▸ EXERCISE OBJECTIVE
How many lines in the records below contain the word "Калмыки"? Answer with the number alone.

▸ LISTED RECORDS
____________________
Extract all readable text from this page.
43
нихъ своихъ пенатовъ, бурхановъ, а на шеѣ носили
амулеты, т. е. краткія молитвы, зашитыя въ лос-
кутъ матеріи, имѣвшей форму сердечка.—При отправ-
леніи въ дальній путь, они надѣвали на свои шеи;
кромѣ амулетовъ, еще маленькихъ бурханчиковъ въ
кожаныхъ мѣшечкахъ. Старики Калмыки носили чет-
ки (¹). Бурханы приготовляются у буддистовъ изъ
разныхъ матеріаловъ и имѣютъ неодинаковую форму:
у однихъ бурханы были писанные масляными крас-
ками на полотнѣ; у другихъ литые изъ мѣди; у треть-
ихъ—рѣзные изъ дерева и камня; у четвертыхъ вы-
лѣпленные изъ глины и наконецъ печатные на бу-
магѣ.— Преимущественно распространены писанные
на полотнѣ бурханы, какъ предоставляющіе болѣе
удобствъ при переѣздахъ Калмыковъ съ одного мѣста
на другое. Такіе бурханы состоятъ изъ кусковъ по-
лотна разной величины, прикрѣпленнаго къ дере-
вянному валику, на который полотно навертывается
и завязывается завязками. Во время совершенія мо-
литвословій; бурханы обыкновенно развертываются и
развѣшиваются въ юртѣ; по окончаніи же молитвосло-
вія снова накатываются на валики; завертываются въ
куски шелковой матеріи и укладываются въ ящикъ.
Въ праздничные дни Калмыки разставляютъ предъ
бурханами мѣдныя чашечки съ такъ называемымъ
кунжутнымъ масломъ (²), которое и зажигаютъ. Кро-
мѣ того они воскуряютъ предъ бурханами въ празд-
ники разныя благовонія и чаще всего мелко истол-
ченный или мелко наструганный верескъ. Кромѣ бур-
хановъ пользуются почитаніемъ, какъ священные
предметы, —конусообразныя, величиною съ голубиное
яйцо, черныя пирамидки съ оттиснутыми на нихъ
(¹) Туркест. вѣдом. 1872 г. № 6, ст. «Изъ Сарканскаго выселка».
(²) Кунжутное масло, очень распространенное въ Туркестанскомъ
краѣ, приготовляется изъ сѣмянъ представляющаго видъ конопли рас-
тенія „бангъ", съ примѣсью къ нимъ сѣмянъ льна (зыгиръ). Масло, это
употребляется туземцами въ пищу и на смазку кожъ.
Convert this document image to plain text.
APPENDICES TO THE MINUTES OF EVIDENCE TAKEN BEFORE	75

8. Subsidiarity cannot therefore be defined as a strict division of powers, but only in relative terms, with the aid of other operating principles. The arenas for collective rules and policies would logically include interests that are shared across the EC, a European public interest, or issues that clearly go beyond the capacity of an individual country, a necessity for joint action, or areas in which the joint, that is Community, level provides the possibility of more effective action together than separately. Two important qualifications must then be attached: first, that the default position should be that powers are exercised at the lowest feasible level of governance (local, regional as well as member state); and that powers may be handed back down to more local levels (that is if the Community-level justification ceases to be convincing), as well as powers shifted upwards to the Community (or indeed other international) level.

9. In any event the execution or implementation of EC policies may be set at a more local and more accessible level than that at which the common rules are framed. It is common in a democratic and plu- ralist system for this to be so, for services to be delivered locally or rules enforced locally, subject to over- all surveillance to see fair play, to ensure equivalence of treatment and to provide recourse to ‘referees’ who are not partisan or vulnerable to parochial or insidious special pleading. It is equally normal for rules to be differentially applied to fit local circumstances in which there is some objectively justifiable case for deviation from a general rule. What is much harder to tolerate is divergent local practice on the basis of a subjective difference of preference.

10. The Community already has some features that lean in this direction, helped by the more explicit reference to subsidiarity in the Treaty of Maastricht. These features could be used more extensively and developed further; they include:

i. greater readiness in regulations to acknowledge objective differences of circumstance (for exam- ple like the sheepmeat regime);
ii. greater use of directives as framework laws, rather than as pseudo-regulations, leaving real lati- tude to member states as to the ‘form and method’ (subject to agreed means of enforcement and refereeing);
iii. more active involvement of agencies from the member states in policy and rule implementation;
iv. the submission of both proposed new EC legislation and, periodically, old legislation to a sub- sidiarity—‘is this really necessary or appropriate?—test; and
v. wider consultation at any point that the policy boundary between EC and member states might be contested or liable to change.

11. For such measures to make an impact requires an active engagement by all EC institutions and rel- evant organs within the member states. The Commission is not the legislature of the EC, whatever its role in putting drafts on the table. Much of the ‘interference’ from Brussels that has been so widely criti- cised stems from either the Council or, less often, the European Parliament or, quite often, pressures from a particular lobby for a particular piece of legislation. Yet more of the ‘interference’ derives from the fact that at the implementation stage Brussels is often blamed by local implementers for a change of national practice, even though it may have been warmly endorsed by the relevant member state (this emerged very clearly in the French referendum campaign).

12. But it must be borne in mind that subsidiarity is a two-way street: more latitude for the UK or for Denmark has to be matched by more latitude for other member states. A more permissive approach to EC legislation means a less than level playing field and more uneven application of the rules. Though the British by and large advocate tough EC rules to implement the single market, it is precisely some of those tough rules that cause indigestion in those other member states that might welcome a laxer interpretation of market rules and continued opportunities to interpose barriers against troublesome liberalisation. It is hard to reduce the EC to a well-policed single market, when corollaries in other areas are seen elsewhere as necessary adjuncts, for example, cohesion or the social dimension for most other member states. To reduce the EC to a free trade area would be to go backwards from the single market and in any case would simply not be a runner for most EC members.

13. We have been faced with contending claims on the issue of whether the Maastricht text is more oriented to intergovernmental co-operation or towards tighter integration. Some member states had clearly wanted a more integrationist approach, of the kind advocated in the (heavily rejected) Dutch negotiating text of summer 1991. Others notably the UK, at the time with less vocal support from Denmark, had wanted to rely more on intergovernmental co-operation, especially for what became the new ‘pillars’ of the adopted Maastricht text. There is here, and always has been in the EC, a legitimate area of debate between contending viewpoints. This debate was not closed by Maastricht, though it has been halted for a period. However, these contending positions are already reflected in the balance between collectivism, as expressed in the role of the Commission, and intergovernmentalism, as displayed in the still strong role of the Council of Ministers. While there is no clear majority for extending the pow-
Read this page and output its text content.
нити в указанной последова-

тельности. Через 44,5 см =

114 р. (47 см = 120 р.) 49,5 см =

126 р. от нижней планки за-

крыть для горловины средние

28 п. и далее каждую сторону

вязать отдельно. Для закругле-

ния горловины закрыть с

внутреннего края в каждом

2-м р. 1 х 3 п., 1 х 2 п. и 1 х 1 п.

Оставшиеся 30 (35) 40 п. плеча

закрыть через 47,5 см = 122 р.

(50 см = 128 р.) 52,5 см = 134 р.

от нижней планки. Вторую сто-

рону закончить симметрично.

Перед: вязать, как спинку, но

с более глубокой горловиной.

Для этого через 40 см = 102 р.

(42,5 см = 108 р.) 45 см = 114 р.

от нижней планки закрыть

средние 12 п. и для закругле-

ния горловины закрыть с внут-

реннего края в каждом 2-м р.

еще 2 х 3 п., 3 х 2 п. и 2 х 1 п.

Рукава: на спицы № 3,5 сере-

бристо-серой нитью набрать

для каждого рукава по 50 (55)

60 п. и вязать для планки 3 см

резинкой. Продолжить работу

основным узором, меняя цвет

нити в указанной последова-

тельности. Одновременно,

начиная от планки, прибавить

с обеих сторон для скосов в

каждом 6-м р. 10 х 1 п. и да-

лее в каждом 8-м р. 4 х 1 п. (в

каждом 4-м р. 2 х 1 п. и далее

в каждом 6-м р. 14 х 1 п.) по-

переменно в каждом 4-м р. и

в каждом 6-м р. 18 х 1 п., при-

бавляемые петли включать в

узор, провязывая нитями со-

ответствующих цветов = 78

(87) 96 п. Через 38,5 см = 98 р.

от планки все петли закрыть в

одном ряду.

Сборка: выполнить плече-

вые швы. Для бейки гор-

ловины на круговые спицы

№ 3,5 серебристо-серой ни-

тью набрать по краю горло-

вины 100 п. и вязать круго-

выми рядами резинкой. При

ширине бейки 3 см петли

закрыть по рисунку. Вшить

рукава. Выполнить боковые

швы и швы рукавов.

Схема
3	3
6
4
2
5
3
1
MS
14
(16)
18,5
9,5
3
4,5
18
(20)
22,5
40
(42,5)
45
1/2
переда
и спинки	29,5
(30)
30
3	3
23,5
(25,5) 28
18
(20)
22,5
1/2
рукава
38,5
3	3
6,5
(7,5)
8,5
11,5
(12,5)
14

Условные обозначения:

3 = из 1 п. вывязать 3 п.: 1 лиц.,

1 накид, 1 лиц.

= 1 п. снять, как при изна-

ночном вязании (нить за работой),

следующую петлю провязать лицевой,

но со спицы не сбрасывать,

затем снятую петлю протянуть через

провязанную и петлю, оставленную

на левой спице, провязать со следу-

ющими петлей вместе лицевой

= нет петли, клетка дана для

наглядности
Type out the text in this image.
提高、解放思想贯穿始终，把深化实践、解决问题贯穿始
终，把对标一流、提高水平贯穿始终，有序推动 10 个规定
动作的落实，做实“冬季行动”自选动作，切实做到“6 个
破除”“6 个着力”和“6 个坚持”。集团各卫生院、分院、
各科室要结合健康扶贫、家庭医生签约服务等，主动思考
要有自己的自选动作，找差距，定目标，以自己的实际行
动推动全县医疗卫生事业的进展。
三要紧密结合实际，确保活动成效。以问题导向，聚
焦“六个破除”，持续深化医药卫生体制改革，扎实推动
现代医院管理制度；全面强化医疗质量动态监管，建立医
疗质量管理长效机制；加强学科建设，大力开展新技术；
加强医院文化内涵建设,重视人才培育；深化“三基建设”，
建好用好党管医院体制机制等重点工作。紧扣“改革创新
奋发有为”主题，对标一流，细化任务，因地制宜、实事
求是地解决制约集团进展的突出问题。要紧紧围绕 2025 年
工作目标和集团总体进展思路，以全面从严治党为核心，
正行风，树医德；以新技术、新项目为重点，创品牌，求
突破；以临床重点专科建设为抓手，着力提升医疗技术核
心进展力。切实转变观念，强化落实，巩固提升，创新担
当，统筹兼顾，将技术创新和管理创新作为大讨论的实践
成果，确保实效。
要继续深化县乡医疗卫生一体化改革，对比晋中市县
____________________
▸ FULL RESPONSE
2